**Materials provided:**
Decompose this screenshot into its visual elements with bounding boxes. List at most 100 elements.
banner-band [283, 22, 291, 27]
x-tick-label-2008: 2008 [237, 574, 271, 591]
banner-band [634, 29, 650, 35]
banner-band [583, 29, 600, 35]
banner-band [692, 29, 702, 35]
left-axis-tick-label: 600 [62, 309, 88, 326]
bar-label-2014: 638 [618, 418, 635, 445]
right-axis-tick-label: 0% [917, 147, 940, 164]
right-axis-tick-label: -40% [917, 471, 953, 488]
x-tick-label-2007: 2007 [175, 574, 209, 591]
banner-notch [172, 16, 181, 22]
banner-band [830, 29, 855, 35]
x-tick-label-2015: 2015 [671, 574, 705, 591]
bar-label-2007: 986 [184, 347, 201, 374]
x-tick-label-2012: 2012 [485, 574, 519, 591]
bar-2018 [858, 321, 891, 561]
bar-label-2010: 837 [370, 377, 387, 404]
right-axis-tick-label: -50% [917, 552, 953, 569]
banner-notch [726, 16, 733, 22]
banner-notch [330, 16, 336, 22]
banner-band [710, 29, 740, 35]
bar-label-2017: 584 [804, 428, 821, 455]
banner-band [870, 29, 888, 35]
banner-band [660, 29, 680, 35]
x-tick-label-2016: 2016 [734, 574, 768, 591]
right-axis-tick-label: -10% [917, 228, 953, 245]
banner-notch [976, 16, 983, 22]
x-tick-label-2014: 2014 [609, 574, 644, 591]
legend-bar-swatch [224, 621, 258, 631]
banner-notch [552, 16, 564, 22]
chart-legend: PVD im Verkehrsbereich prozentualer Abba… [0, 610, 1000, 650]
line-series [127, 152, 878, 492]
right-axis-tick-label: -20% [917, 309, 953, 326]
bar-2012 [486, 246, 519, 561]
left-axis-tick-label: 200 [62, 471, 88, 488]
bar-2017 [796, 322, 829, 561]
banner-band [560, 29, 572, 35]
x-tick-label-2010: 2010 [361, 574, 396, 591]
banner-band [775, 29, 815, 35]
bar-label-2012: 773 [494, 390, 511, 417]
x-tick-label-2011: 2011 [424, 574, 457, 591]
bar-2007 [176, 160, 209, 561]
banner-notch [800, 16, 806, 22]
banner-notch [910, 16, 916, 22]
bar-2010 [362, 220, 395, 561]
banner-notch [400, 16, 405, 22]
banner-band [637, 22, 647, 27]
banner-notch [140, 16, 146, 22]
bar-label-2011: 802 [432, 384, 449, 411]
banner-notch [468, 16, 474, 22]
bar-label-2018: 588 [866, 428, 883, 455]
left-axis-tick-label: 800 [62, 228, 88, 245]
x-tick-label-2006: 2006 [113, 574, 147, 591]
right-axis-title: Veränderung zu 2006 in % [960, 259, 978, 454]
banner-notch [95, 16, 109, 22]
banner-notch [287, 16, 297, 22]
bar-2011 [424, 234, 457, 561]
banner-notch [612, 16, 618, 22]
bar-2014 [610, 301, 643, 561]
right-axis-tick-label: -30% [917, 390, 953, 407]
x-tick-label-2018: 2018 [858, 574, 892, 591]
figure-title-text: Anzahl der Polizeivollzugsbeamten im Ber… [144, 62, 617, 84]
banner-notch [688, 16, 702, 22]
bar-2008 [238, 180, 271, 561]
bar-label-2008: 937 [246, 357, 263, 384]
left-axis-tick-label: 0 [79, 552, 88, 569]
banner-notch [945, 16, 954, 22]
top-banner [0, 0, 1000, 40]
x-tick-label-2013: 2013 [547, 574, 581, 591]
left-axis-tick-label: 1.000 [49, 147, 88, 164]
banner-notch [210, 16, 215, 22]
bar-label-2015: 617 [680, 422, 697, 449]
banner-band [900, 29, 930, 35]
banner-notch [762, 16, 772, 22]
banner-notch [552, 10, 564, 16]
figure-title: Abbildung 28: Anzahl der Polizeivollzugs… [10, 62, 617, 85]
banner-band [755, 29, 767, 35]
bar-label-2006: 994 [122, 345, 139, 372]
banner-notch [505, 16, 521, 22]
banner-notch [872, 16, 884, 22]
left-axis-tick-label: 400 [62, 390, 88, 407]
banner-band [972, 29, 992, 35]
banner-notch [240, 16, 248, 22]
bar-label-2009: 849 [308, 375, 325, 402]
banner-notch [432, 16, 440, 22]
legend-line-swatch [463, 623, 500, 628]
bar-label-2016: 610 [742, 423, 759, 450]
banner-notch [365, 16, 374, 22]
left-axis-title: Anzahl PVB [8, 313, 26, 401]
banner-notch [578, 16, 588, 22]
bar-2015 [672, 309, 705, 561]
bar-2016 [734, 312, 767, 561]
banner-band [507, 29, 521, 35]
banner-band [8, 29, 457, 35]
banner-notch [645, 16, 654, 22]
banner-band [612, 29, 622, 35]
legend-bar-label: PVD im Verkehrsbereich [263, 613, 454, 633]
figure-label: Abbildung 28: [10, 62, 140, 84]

**Aim:**
Copy out the listing above line for line, leaving every character unchanged.

**Answer for this exercise:**
Decompose this screenshot into its visual elements with bounding boxes. List at most 100 elements.
banner-band [283, 22, 291, 27]
x-tick-label-2008: 2008 [237, 574, 271, 591]
banner-band [634, 29, 650, 35]
banner-band [583, 29, 600, 35]
banner-band [692, 29, 702, 35]
left-axis-tick-label: 600 [62, 309, 88, 326]
bar-label-2014: 638 [618, 418, 635, 445]
right-axis-tick-label: 0% [917, 147, 940, 164]
right-axis-tick-label: -40% [917, 471, 953, 488]
x-tick-label-2007: 2007 [175, 574, 209, 591]
banner-notch [172, 16, 181, 22]
banner-band [830, 29, 855, 35]
x-tick-label-2015: 2015 [671, 574, 705, 591]
bar-label-2007: 986 [184, 347, 201, 374]
x-tick-label-2012: 2012 [485, 574, 519, 591]
bar-2018 [858, 321, 891, 561]
bar-label-2010: 837 [370, 377, 387, 404]
right-axis-tick-label: -50% [917, 552, 953, 569]
banner-notch [726, 16, 733, 22]
banner-notch [330, 16, 336, 22]
banner-band [710, 29, 740, 35]
bar-label-2017: 584 [804, 428, 821, 455]
banner-band [870, 29, 888, 35]
banner-band [660, 29, 680, 35]
x-tick-label-2016: 2016 [734, 574, 768, 591]
right-axis-tick-label: -10% [917, 228, 953, 245]
banner-notch [976, 16, 983, 22]
x-tick-label-2014: 2014 [609, 574, 644, 591]
legend-bar-swatch [224, 621, 258, 631]
banner-notch [552, 16, 564, 22]
chart-legend: PVD im Verkehrsbereich prozentualer Abba… [0, 610, 1000, 650]
line-series [127, 152, 878, 492]
right-axis-tick-label: -20% [917, 309, 953, 326]
bar-2012 [486, 246, 519, 561]
left-axis-tick-label: 200 [62, 471, 88, 488]
bar-2017 [796, 322, 829, 561]
banner-band [560, 29, 572, 35]
x-tick-label-2010: 2010 [361, 574, 396, 591]
banner-band [775, 29, 815, 35]
bar-label-2012: 773 [494, 390, 511, 417]
x-tick-label-2011: 2011 [424, 574, 457, 591]
bar-2007 [176, 160, 209, 561]
banner-notch [800, 16, 806, 22]
banner-notch [910, 16, 916, 22]
bar-2010 [362, 220, 395, 561]
banner-notch [400, 16, 405, 22]
banner-band [637, 22, 647, 27]
banner-notch [140, 16, 146, 22]
bar-label-2011: 802 [432, 384, 449, 411]
banner-notch [468, 16, 474, 22]
bar-label-2018: 588 [866, 428, 883, 455]
left-axis-tick-label: 800 [62, 228, 88, 245]
x-tick-label-2006: 2006 [113, 574, 147, 591]
right-axis-title: Veränderung zu 2006 in % [960, 259, 978, 454]
banner-notch [95, 16, 109, 22]
banner-notch [287, 16, 297, 22]
bar-2011 [424, 234, 457, 561]
banner-notch [612, 16, 618, 22]
bar-2014 [610, 301, 643, 561]
right-axis-tick-label: -30% [917, 390, 953, 407]
x-tick-label-2018: 2018 [858, 574, 892, 591]
figure-title-text: Anzahl der Polizeivollzugsbeamten im Ber… [144, 62, 617, 84]
banner-notch [688, 16, 702, 22]
bar-2008 [238, 180, 271, 561]
bar-label-2008: 937 [246, 357, 263, 384]
left-axis-tick-label: 0 [79, 552, 88, 569]
banner-notch [945, 16, 954, 22]
top-banner [0, 0, 1000, 40]
x-tick-label-2013: 2013 [547, 574, 581, 591]
left-axis-tick-label: 1.000 [49, 147, 88, 164]
banner-notch [210, 16, 215, 22]
bar-label-2015: 617 [680, 422, 697, 449]
banner-band [900, 29, 930, 35]
banner-notch [762, 16, 772, 22]
banner-notch [552, 10, 564, 16]
figure-title: Abbildung 28: Anzahl der Polizeivollzugs… [10, 62, 617, 85]
banner-band [755, 29, 767, 35]
bar-label-2006: 994 [122, 345, 139, 372]
banner-notch [505, 16, 521, 22]
banner-notch [872, 16, 884, 22]
left-axis-tick-label: 400 [62, 390, 88, 407]
banner-band [972, 29, 992, 35]
banner-notch [240, 16, 248, 22]
bar-label-2009: 849 [308, 375, 325, 402]
banner-notch [432, 16, 440, 22]
legend-line-swatch [463, 623, 500, 628]
bar-label-2016: 610 [742, 423, 759, 450]
banner-notch [365, 16, 374, 22]
left-axis-title: Anzahl PVB [8, 313, 26, 401]
banner-notch [578, 16, 588, 22]
bar-2015 [672, 309, 705, 561]
bar-2016 [734, 312, 767, 561]
banner-band [507, 29, 521, 35]
banner-band [8, 29, 457, 35]
banner-notch [645, 16, 654, 22]
banner-band [612, 29, 622, 35]
legend-bar-label: PVD im Verkehrsbereich [263, 613, 454, 633]
figure-label: Abbildung 28: [10, 62, 140, 84]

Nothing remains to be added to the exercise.